Return the full listing exactly as it is written.
# start of Task inputs
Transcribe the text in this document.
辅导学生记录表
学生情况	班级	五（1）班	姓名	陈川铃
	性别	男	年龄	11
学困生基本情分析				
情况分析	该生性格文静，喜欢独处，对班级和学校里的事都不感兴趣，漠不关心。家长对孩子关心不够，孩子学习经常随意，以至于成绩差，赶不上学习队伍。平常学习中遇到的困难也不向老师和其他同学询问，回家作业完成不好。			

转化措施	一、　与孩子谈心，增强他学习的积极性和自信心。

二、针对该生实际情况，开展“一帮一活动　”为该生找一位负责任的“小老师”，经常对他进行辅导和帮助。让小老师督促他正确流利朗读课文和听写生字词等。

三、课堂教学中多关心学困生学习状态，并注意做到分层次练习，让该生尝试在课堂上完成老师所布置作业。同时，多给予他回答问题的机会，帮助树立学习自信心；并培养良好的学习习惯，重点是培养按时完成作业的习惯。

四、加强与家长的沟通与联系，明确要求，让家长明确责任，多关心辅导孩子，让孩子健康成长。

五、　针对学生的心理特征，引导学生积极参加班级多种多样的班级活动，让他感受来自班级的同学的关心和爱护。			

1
# end of Task inputs
**The completed task**
Transcribe the text in this document.
辅导学生记录表
学生情况	班级	五（1）班	姓名	陈川铃
	性别	男	年龄	11
学困生基本情分析				
情况分析	该生性格文静，喜欢独处，对班级和学校里的事都不感兴趣，漠不关心。家长对孩子关心不够，孩子学习经常随意，以至于成绩差，赶不上学习队伍。平常学习中遇到的困难也不向老师和其他同学询问，回家作业完成不好。			

转化措施	一、　与孩子谈心，增强他学习的积极性和自信心。

二、针对该生实际情况，开展“一帮一活动　”为该生找一位负责任的“小老师”，经常对他进行辅导和帮助。让小老师督促他正确流利朗读课文和听写生字词等。

三、课堂教学中多关心学困生学习状态，并注意做到分层次练习，让该生尝试在课堂上完成老师所布置作业。同时，多给予他回答问题的机会，帮助树立学习自信心；并培养良好的学习习惯，重点是培养按时完成作业的习惯。

四、加强与家长的沟通与联系，明确要求，让家长明确责任，多关心辅导孩子，让孩子健康成长。

五、　针对学生的心理特征，引导学生积极参加班级多种多样的班级活动，让他感受来自班级的同学的关心和爱护。			

1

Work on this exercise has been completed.